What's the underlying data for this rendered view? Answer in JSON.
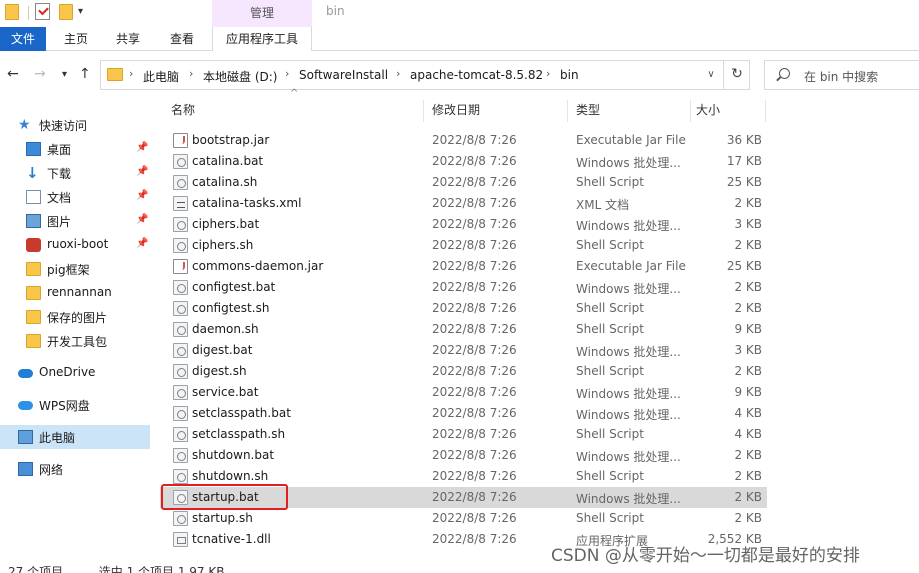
{
  "titlebar": {
    "context_tab": "管理",
    "window_title": "bin"
  },
  "ribbon": {
    "tabs": [
      "文件",
      "主页",
      "共享",
      "查看",
      "应用程序工具"
    ]
  },
  "address": {
    "crumbs": [
      "此电脑",
      "本地磁盘 (D:)",
      "SoftwareInstall",
      "apache-tomcat-8.5.82",
      "bin"
    ],
    "search_placeholder": "在 bin 中搜索"
  },
  "sidebar": {
    "items": [
      {
        "label": "快速访问",
        "icon": "star-icon",
        "pinned": false
      },
      {
        "label": "桌面",
        "icon": "desktop-icon",
        "pinned": true
      },
      {
        "label": "下载",
        "icon": "download-icon",
        "pinned": true
      },
      {
        "label": "文档",
        "icon": "document-icon",
        "pinned": true
      },
      {
        "label": "图片",
        "icon": "picture-icon",
        "pinned": true
      },
      {
        "label": "ruoxi-boot",
        "icon": "app-icon",
        "pinned": true
      },
      {
        "label": "pig框架",
        "icon": "folder-icon",
        "pinned": false
      },
      {
        "label": "rennannan",
        "icon": "folder-icon",
        "pinned": false
      },
      {
        "label": "保存的图片",
        "icon": "folder-icon",
        "pinned": false
      },
      {
        "label": "开发工具包",
        "icon": "folder-icon",
        "pinned": false
      },
      {
        "label": "OneDrive",
        "icon": "cloud-icon",
        "pinned": false
      },
      {
        "label": "WPS网盘",
        "icon": "cloud-icon",
        "pinned": false
      },
      {
        "label": "此电脑",
        "icon": "computer-icon",
        "pinned": false
      },
      {
        "label": "网络",
        "icon": "network-icon",
        "pinned": false
      }
    ]
  },
  "columns": [
    "名称",
    "修改日期",
    "类型",
    "大小"
  ],
  "files": [
    {
      "name": "bootstrap.jar",
      "date": "2022/8/8 7:26",
      "type": "Executable Jar File",
      "size": "36 KB",
      "icon": "jar"
    },
    {
      "name": "catalina.bat",
      "date": "2022/8/8 7:26",
      "type": "Windows 批处理...",
      "size": "17 KB",
      "icon": "gear"
    },
    {
      "name": "catalina.sh",
      "date": "2022/8/8 7:26",
      "type": "Shell Script",
      "size": "25 KB",
      "icon": "gear"
    },
    {
      "name": "catalina-tasks.xml",
      "date": "2022/8/8 7:26",
      "type": "XML 文档",
      "size": "2 KB",
      "icon": "xml"
    },
    {
      "name": "ciphers.bat",
      "date": "2022/8/8 7:26",
      "type": "Windows 批处理...",
      "size": "3 KB",
      "icon": "gear"
    },
    {
      "name": "ciphers.sh",
      "date": "2022/8/8 7:26",
      "type": "Shell Script",
      "size": "2 KB",
      "icon": "gear"
    },
    {
      "name": "commons-daemon.jar",
      "date": "2022/8/8 7:26",
      "type": "Executable Jar File",
      "size": "25 KB",
      "icon": "jar"
    },
    {
      "name": "configtest.bat",
      "date": "2022/8/8 7:26",
      "type": "Windows 批处理...",
      "size": "2 KB",
      "icon": "gear"
    },
    {
      "name": "configtest.sh",
      "date": "2022/8/8 7:26",
      "type": "Shell Script",
      "size": "2 KB",
      "icon": "gear"
    },
    {
      "name": "daemon.sh",
      "date": "2022/8/8 7:26",
      "type": "Shell Script",
      "size": "9 KB",
      "icon": "gear"
    },
    {
      "name": "digest.bat",
      "date": "2022/8/8 7:26",
      "type": "Windows 批处理...",
      "size": "3 KB",
      "icon": "gear"
    },
    {
      "name": "digest.sh",
      "date": "2022/8/8 7:26",
      "type": "Shell Script",
      "size": "2 KB",
      "icon": "gear"
    },
    {
      "name": "service.bat",
      "date": "2022/8/8 7:26",
      "type": "Windows 批处理...",
      "size": "9 KB",
      "icon": "gear"
    },
    {
      "name": "setclasspath.bat",
      "date": "2022/8/8 7:26",
      "type": "Windows 批处理...",
      "size": "4 KB",
      "icon": "gear"
    },
    {
      "name": "setclasspath.sh",
      "date": "2022/8/8 7:26",
      "type": "Shell Script",
      "size": "4 KB",
      "icon": "gear"
    },
    {
      "name": "shutdown.bat",
      "date": "2022/8/8 7:26",
      "type": "Windows 批处理...",
      "size": "2 KB",
      "icon": "gear"
    },
    {
      "name": "shutdown.sh",
      "date": "2022/8/8 7:26",
      "type": "Shell Script",
      "size": "2 KB",
      "icon": "gear"
    },
    {
      "name": "startup.bat",
      "date": "2022/8/8 7:26",
      "type": "Windows 批处理...",
      "size": "2 KB",
      "icon": "gear",
      "selected": true
    },
    {
      "name": "startup.sh",
      "date": "2022/8/8 7:26",
      "type": "Shell Script",
      "size": "2 KB",
      "icon": "gear"
    },
    {
      "name": "tcnative-1.dll",
      "date": "2022/8/8 7:26",
      "type": "应用程序扩展",
      "size": "2,552 KB",
      "icon": "dll"
    }
  ],
  "status": {
    "count": "27 个项目",
    "selected": "选中 1 个项目  1.97 KB"
  },
  "watermark": "CSDN @从零开始～一切都是最好的安排"
}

=-=-=-=-=

_Task requirements_. Count the lines in the entries that hold the word "catalina", and give nothing but the total.

_Full output_. 3